Exercise description. Check every line of the material below for the string "relative", and return the ones that have it.

---------- Data section

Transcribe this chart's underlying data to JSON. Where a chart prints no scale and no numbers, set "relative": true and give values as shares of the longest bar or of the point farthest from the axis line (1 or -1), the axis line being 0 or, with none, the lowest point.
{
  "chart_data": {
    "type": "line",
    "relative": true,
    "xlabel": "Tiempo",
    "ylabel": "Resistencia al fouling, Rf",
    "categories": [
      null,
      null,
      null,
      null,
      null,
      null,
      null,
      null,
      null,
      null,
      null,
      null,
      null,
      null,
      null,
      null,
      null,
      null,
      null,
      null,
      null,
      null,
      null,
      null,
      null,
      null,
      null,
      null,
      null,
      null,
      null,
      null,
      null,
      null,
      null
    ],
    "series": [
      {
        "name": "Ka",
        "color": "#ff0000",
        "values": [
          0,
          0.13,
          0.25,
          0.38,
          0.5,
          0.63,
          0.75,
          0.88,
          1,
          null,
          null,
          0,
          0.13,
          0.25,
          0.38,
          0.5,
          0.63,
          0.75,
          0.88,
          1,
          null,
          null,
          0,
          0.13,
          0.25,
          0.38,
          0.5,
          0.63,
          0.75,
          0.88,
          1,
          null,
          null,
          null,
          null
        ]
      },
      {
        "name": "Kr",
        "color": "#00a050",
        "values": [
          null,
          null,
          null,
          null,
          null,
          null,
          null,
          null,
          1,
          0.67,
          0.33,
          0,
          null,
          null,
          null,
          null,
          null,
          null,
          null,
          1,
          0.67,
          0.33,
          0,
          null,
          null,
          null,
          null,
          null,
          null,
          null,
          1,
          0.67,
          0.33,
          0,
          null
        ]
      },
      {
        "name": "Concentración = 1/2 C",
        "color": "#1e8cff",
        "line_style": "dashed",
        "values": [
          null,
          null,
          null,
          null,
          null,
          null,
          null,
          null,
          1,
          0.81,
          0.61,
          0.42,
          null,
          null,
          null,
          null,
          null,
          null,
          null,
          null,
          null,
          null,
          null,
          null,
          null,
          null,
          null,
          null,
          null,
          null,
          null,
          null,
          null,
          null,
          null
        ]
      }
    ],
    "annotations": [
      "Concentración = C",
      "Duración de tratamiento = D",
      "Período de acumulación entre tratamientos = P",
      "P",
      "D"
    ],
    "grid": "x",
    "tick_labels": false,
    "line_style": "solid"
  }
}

--------------------

Answer to this exercise.
Transcribe this chart's underlying data to JSON. Where a chart prints no scale and no numbers, set "relative": true and give values as shares of the longest bar or of the point farthest from the axis line (1 or -1), the axis line being 0 or, with none, the lowest point.
    "relative": true,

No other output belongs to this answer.